[start]
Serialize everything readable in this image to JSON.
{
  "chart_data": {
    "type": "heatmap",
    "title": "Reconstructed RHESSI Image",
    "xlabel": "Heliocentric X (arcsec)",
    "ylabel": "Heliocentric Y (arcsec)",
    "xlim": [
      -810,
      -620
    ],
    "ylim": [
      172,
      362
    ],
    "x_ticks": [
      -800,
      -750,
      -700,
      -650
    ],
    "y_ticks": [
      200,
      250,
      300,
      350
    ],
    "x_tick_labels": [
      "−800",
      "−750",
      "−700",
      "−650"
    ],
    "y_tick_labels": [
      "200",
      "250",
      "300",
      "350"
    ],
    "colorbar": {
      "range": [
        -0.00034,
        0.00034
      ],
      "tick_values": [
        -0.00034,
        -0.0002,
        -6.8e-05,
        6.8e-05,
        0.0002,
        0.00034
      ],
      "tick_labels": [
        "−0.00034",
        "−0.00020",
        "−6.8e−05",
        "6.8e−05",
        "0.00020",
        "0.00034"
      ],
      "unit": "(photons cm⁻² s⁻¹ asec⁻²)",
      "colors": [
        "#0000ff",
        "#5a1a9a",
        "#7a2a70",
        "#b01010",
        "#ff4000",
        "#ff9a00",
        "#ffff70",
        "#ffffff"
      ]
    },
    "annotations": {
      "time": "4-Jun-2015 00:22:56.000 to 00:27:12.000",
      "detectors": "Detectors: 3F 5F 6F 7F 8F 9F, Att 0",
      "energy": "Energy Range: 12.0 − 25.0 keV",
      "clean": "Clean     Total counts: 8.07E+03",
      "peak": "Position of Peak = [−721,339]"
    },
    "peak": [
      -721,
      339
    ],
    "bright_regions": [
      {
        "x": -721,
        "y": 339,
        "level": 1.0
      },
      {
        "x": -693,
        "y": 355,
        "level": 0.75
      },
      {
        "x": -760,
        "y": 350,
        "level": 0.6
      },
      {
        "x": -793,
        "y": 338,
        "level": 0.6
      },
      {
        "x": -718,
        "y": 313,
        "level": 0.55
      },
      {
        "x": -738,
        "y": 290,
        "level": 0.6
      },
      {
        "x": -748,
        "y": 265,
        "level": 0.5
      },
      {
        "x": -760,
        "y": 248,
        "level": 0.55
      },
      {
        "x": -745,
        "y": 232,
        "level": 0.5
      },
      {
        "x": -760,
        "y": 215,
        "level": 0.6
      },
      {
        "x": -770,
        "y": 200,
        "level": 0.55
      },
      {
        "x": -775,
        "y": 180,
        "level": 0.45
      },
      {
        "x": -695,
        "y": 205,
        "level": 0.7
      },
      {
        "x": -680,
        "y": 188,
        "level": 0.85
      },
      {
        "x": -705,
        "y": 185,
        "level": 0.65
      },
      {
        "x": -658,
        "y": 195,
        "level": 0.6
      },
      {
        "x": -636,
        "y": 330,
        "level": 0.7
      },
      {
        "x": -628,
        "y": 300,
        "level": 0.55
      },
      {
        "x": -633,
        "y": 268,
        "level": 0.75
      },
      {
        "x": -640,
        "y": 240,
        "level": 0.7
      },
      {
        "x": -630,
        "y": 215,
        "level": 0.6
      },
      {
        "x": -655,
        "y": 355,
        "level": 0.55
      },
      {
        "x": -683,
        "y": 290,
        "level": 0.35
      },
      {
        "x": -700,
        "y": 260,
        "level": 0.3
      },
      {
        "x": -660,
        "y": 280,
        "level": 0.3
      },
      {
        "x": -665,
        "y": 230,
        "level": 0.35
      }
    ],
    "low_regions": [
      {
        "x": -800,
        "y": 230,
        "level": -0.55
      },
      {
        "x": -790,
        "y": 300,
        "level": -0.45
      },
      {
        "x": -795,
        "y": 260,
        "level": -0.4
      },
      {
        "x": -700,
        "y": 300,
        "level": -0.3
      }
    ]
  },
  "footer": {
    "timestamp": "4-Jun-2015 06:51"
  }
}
[end]
§ What to work on
Write out all the data again, exactly as it appears.

§ Written answer
Serialize everything readable in this image to JSON.
{
  "chart_data": {
    "type": "heatmap",
    "title": "Reconstructed RHESSI Image",
    "xlabel": "Heliocentric X (arcsec)",
    "ylabel": "Heliocentric Y (arcsec)",
    "xlim": [
      -810,
      -620
    ],
    "ylim": [
      172,
      362
    ],
    "x_ticks": [
      -800,
      -750,
      -700,
      -650
    ],
    "y_ticks": [
      200,
      250,
      300,
      350
    ],
    "x_tick_labels": [
      "−800",
      "−750",
      "−700",
      "−650"
    ],
    "y_tick_labels": [
      "200",
      "250",
      "300",
      "350"
    ],
    "colorbar": {
      "range": [
        -0.00034,
        0.00034
      ],
      "tick_values": [
        -0.00034,
        -0.0002,
        -6.8e-05,
        6.8e-05,
        0.0002,
        0.00034
      ],
      "tick_labels": [
        "−0.00034",
        "−0.00020",
        "−6.8e−05",
        "6.8e−05",
        "0.00020",
        "0.00034"
      ],
      "unit": "(photons cm⁻² s⁻¹ asec⁻²)",
      "colors": [
        "#0000ff",
        "#5a1a9a",
        "#7a2a70",
        "#b01010",
        "#ff4000",
        "#ff9a00",
        "#ffff70",
        "#ffffff"
      ]
    },
    "annotations": {
      "time": "4-Jun-2015 00:22:56.000 to 00:27:12.000",
      "detectors": "Detectors: 3F 5F 6F 7F 8F 9F, Att 0",
      "energy": "Energy Range: 12.0 − 25.0 keV",
      "clean": "Clean     Total counts: 8.07E+03",
      "peak": "Position of Peak = [−721,339]"
    },
    "peak": [
      -721,
      339
    ],
    "bright_regions": [
      {
        "x": -721,
        "y": 339,
        "level": 1.0
      },
      {
        "x": -693,
        "y": 355,
        "level": 0.75
      },
      {
        "x": -760,
        "y": 350,
        "level": 0.6
      },
      {
        "x": -793,
        "y": 338,
        "level": 0.6
      },
      {
        "x": -718,
        "y": 313,
        "level": 0.55
      },
      {
        "x": -738,
        "y": 290,
        "level": 0.6
      },
      {
        "x": -748,
        "y": 265,
        "level": 0.5
      },
      {
        "x": -760,
        "y": 248,
        "level": 0.55
      },
      {
        "x": -745,
        "y": 232,
        "level": 0.5
      },
      {
        "x": -760,
        "y": 215,
        "level": 0.6
      },
      {
        "x": -770,
        "y": 200,
        "level": 0.55
      },
      {
        "x": -775,
        "y": 180,
        "level": 0.45
      },
      {
        "x": -695,
        "y": 205,
        "level": 0.7
      },
      {
        "x": -680,
        "y": 188,
        "level": 0.85
      },
      {
        "x": -705,
        "y": 185,
        "level": 0.65
      },
      {
        "x": -658,
        "y": 195,
        "level": 0.6
      },
      {
        "x": -636,
        "y": 330,
        "level": 0.7
      },
      {
        "x": -628,
        "y": 300,
        "level": 0.55
      },
      {
        "x": -633,
        "y": 268,
        "level": 0.75
      },
      {
        "x": -640,
        "y": 240,
        "level": 0.7
      },
      {
        "x": -630,
        "y": 215,
        "level": 0.6
      },
      {
        "x": -655,
        "y": 355,
        "level": 0.55
      },
      {
        "x": -683,
        "y": 290,
        "level": 0.35
      },
      {
        "x": -700,
        "y": 260,
        "level": 0.3
      },
      {
        "x": -660,
        "y": 280,
        "level": 0.3
      },
      {
        "x": -665,
        "y": 230,
        "level": 0.35
      }
    ],
    "low_regions": [
      {
        "x": -800,
        "y": 230,
        "level": -0.55
      },
      {
        "x": -790,
        "y": 300,
        "level": -0.45
      },
      {
        "x": -795,
        "y": 260,
        "level": -0.4
      },
      {
        "x": -700,
        "y": 300,
        "level": -0.3
      }
    ]
  },
  "footer": {
    "timestamp": "4-Jun-2015 06:51"
  }
}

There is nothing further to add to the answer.